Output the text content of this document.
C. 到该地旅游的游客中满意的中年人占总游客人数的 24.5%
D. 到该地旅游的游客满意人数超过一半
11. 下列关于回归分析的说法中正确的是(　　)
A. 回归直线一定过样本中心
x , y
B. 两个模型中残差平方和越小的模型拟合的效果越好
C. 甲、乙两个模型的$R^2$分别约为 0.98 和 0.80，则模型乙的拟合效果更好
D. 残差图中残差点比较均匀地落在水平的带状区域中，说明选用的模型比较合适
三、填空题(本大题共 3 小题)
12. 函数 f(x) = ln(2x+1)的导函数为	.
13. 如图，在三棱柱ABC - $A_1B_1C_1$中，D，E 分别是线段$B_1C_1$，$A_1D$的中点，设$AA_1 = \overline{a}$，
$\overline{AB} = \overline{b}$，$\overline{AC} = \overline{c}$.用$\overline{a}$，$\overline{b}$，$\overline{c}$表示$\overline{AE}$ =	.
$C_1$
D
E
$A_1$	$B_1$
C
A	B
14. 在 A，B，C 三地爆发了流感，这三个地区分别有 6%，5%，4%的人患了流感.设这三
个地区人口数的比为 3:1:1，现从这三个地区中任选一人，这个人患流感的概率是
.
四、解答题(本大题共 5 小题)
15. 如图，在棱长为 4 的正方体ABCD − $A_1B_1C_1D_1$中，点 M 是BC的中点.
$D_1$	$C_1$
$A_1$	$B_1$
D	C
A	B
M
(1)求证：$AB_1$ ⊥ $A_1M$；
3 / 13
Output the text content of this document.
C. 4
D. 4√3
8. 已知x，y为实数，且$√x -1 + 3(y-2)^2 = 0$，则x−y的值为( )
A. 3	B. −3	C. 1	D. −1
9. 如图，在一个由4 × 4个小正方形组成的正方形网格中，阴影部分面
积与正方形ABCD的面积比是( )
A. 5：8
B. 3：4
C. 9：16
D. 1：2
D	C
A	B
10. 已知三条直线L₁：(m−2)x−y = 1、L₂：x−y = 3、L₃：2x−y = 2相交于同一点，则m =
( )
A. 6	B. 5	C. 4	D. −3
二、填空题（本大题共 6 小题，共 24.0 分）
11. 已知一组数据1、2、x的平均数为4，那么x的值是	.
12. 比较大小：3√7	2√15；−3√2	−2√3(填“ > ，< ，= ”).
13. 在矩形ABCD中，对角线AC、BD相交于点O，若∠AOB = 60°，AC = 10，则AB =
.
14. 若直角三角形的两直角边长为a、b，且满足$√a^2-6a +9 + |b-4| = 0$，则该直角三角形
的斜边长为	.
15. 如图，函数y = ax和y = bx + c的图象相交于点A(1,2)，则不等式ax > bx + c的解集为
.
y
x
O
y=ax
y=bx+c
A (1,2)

→ What is expected:
Every line of the listing that holds "overline" should be found and copied.

→ Final answer:
13. 如图，在三棱柱ABC - $A_1B_1C_1$中，D，E 分别是线段$B_1C_1$，$A_1D$的中点，设$AA_1 = \overline{a}$，
$\overline{AB} = \overline{b}$，$\overline{AC} = \overline{c}$.用$\overline{a}$，$\overline{b}$，$\overline{c}$表示$\overline{AE}$ =	.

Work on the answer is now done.